Given exercise: Identify the lines containing the word "suffix". Copy each one.

** start Records for the exercise **

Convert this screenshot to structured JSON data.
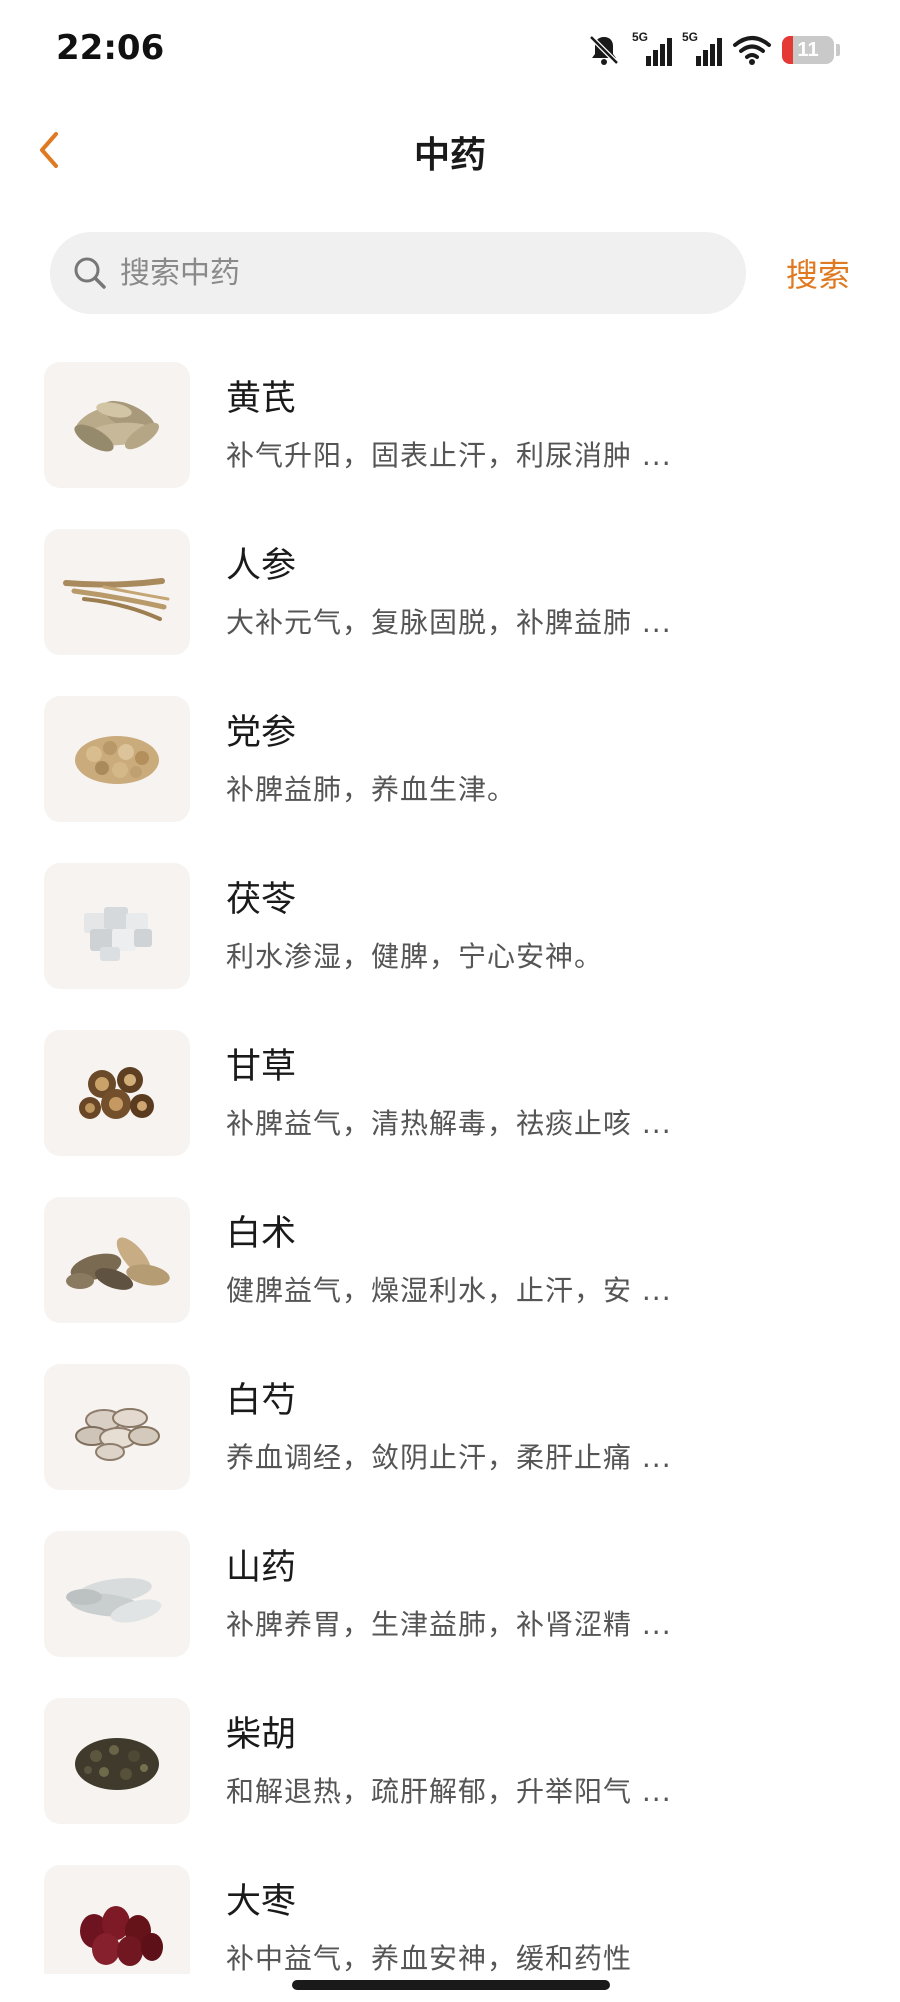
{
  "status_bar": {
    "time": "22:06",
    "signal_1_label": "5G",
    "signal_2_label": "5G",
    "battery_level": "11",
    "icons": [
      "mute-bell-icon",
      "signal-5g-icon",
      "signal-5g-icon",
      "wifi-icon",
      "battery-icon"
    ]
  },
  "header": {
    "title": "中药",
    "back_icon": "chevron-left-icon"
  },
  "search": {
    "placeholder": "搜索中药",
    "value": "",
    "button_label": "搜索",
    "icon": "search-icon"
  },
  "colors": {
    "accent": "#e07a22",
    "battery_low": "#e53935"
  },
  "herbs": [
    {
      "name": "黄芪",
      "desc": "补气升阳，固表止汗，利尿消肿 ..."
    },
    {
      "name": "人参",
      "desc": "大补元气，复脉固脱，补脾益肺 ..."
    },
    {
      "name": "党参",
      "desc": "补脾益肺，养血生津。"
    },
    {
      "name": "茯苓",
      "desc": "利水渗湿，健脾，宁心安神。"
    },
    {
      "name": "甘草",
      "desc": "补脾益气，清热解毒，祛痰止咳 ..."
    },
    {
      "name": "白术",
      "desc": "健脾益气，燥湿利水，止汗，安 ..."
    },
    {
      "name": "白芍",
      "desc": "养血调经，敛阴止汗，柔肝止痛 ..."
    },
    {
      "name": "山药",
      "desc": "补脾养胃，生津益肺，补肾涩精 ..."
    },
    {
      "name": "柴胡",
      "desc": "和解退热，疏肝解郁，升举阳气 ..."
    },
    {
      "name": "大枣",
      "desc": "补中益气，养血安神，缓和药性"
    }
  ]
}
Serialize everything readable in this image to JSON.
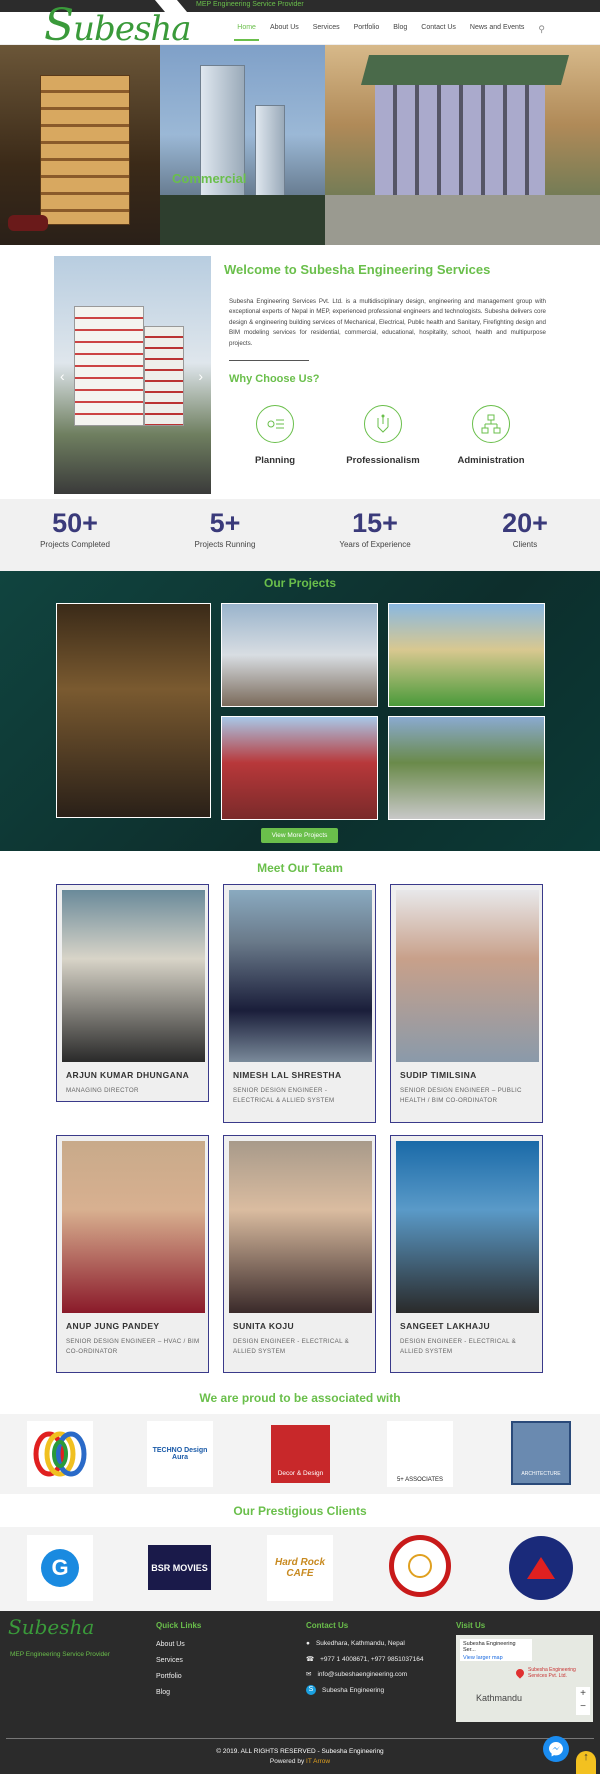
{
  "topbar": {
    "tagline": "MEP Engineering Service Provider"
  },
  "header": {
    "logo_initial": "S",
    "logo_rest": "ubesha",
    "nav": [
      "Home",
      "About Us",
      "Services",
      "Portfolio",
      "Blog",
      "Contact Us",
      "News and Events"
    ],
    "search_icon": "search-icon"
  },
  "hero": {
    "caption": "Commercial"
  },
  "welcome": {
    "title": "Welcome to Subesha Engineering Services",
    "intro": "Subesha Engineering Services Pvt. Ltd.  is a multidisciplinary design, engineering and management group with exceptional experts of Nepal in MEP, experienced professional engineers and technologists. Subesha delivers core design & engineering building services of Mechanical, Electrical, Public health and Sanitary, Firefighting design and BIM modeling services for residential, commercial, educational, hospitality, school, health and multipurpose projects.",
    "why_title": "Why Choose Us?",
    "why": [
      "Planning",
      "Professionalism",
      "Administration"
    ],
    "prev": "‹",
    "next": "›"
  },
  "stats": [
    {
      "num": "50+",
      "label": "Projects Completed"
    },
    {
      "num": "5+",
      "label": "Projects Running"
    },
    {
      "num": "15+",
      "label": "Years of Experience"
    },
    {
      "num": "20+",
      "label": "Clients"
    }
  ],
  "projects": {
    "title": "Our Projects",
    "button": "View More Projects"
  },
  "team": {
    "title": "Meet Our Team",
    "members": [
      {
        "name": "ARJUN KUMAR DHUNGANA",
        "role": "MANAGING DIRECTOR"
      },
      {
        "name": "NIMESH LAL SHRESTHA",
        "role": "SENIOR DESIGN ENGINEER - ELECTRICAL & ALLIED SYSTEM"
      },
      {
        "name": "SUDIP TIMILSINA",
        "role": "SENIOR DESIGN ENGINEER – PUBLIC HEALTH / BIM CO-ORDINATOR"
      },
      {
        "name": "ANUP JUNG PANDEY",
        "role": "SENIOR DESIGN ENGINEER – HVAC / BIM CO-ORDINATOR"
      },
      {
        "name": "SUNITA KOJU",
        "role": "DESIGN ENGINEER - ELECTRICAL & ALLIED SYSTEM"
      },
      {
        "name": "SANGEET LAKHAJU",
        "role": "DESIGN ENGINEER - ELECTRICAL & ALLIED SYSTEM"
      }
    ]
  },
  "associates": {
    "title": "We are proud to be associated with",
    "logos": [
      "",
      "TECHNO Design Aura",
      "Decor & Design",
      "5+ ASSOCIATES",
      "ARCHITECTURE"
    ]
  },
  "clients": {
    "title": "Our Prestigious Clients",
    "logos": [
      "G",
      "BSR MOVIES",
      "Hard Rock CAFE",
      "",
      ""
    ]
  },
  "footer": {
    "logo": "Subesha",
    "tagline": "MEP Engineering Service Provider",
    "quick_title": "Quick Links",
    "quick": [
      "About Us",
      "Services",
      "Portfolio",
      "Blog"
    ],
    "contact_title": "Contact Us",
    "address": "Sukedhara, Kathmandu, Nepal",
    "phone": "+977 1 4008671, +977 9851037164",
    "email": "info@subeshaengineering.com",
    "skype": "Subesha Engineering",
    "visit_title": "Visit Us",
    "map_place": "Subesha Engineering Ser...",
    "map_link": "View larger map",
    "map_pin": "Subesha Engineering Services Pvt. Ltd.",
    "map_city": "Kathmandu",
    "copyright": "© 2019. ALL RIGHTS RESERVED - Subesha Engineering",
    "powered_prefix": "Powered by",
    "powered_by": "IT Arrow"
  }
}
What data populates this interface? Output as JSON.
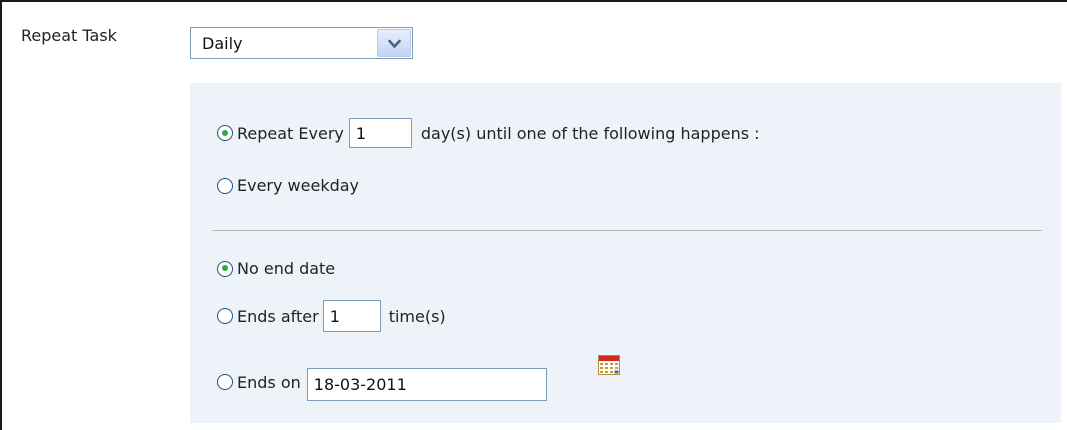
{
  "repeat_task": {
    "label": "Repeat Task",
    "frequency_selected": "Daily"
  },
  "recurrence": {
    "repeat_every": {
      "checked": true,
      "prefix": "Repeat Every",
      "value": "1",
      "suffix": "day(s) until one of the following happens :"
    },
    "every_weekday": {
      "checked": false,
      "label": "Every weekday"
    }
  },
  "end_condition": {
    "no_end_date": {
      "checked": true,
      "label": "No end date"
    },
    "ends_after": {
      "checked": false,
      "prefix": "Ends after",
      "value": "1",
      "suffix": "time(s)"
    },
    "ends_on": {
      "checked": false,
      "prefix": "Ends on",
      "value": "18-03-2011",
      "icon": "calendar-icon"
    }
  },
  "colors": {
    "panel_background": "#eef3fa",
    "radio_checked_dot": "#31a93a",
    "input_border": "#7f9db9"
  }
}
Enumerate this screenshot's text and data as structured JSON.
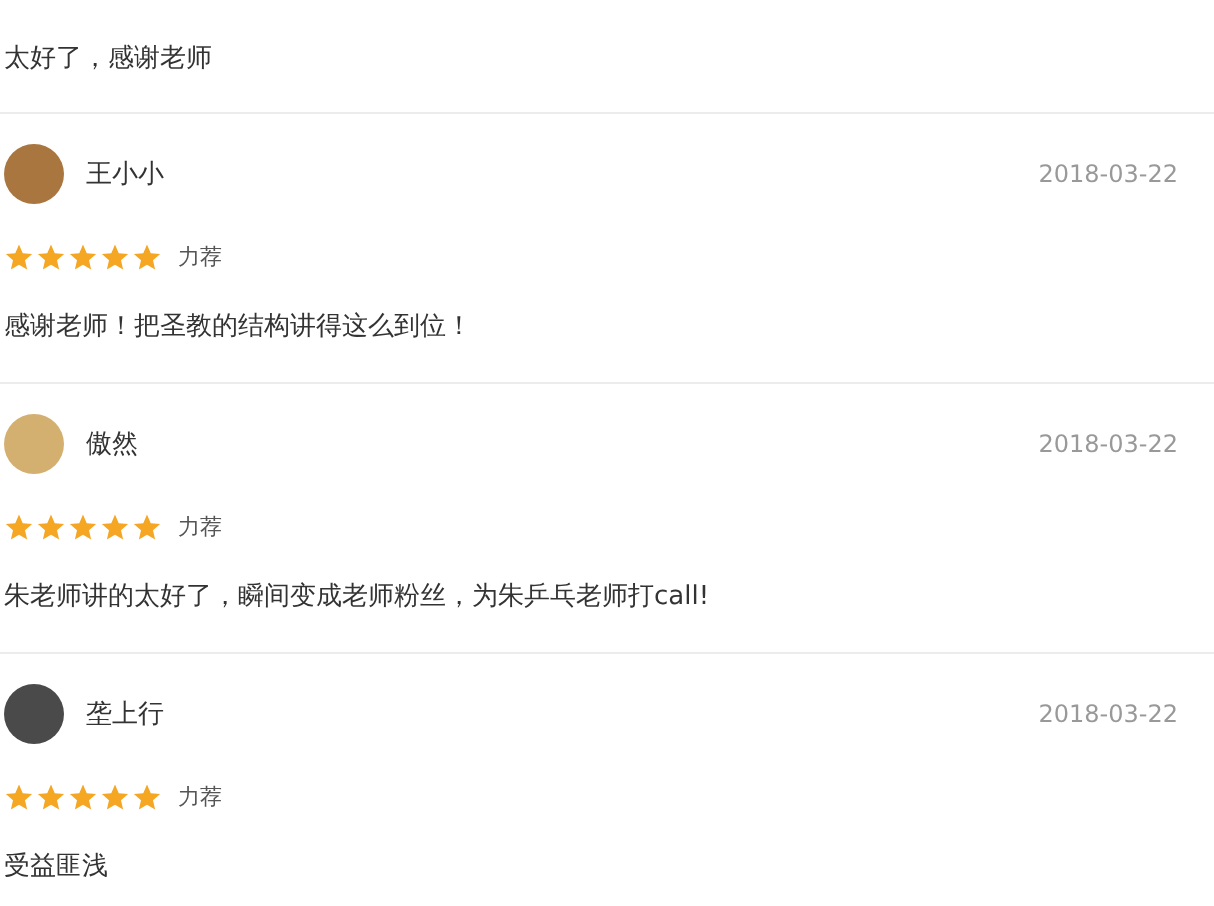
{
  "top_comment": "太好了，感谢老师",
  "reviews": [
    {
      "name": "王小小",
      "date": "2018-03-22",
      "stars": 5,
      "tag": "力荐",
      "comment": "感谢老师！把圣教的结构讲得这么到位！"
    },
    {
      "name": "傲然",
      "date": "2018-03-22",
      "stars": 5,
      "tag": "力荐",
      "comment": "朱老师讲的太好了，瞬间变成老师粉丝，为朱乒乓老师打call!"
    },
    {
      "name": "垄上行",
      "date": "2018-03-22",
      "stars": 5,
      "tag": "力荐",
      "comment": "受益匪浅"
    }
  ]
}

** end Records for the exercise **

Finished answer:
      "suffix": "day(s) until one of the following happens :"
      "suffix": "time(s)"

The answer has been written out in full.